__Requirement__.
Copy each of the following entries back without change.

[Stored data]
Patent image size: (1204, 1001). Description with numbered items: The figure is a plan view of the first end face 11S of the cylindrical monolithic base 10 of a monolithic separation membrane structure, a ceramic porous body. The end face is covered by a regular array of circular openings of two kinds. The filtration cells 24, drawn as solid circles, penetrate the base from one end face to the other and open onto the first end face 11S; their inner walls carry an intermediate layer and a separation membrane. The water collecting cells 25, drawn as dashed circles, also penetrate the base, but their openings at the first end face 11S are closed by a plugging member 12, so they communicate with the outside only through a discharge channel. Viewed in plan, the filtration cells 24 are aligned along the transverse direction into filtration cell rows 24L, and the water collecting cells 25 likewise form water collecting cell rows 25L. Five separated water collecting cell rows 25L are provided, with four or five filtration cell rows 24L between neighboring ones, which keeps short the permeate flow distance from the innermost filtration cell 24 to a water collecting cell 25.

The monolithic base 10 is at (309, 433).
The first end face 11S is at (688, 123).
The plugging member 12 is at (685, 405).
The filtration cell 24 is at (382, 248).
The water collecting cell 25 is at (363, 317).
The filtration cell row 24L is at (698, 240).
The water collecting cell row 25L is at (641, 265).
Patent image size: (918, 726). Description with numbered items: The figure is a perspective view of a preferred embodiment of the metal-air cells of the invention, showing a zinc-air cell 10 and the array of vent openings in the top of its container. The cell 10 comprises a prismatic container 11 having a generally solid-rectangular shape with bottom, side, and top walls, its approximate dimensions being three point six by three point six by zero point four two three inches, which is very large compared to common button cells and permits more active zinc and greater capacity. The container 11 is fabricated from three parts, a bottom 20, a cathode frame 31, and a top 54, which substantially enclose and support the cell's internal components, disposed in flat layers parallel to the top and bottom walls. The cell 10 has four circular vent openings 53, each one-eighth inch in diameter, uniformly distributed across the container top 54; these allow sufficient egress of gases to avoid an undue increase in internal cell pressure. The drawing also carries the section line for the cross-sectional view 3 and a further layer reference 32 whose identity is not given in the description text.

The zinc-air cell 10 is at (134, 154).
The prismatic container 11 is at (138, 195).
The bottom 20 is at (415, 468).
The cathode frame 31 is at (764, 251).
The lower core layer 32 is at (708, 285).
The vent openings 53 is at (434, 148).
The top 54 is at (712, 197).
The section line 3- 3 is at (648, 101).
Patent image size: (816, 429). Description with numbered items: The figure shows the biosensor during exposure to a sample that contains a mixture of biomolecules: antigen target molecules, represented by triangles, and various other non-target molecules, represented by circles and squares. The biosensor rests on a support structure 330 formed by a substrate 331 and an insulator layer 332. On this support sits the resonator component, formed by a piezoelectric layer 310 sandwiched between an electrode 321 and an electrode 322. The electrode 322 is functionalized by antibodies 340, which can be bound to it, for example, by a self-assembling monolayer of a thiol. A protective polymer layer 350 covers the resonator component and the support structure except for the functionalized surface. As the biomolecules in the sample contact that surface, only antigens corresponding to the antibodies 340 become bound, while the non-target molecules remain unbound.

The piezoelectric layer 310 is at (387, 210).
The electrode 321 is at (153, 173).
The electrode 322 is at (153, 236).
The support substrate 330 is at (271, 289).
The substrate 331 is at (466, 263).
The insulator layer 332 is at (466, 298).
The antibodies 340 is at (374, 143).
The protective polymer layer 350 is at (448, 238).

__Exercise solution__.
Patent image size: (1204, 1001). Description with numbered items: The figure is a plan view of the first end face 11S of the cylindrical monolithic base 10 of a monolithic separation membrane structure, a ceramic porous body. The end face is covered by a regular array of circular openings of two kinds. The filtration cells 24, drawn as solid circles, penetrate the base from one end face to the other and open onto the first end face 11S; their inner walls carry an intermediate layer and a separation membrane. The water collecting cells 25, drawn as dashed circles, also penetrate the base, but their openings at the first end face 11S are closed by a plugging member 12, so they communicate with the outside only through a discharge channel. Viewed in plan, the filtration cells 24 are aligned along the transverse direction into filtration cell rows 24L, and the water collecting cells 25 likewise form water collecting cell rows 25L. Five separated water collecting cell rows 25L are provided, with four or five filtration cell rows 24L between neighboring ones, which keeps short the permeate flow distance from the innermost filtration cell 24 to a water collecting cell 25.

The monolithic base 10 is at (309, 433).
The first end face 11S is at (688, 123).
The plugging member 12 is at (685, 405).
The filtration cell 24 is at (382, 248).
The water collecting cell 25 is at (363, 317).
The filtration cell row 24L is at (698, 240).
The water collecting cell row 25L is at (641, 265).
Patent image size: (918, 726). Description with numbered items: The figure is a perspective view of a preferred embodiment of the metal-air cells of the invention, showing a zinc-air cell 10 and the array of vent openings in the top of its container. The cell 10 comprises a prismatic container 11 having a generally solid-rectangular shape with bottom, side, and top walls, its approximate dimensions being three point six by three point six by zero point four two three inches, which is very large compared to common button cells and permits more active zinc and greater capacity. The container 11 is fabricated from three parts, a bottom 20, a cathode frame 31, and a top 54, which substantially enclose and support the cell's internal components, disposed in flat layers parallel to the top and bottom walls. The cell 10 has four circular vent openings 53, each one-eighth inch in diameter, uniformly distributed across the container top 54; these allow sufficient egress of gases to avoid an undue increase in internal cell pressure. The drawing also carries the section line for the cross-sectional view 3 and a further layer reference 32 whose identity is not given in the description text.

The zinc-air cell 10 is at (134, 154).
The prismatic container 11 is at (138, 195).
The bottom 20 is at (415, 468).
The cathode frame 31 is at (764, 251).
The lower core layer 32 is at (708, 285).
The vent openings 53 is at (434, 148).
The top 54 is at (712, 197).
The section line 3- 3 is at (648, 101).
Patent image size: (816, 429). Description with numbered items: The figure shows the biosensor during exposure to a sample that contains a mixture of biomolecules: antigen target molecules, represented by triangles, and various other non-target molecules, represented by circles and squares. The biosensor rests on a support structure 330 formed by a substrate 331 and an insulator layer 332. On this support sits the resonator component, formed by a piezoelectric layer 310 sandwiched between an electrode 321 and an electrode 322. The electrode 322 is functionalized by antibodies 340, which can be bound to it, for example, by a self-assembling monolayer of a thiol. A protective polymer layer 350 covers the resonator component and the support structure except for the functionalized surface. As the biomolecules in the sample contact that surface, only antigens corresponding to the antibodies 340 become bound, while the non-target molecules remain unbound.

The piezoelectric layer 310 is at (387, 210).
The electrode 321 is at (153, 173).
The electrode 322 is at (153, 236).
The support substrate 330 is at (271, 289).
The substrate 331 is at (466, 263).
The insulator layer 332 is at (466, 298).
The antibodies 340 is at (374, 143).
The protective polymer layer 350 is at (448, 238).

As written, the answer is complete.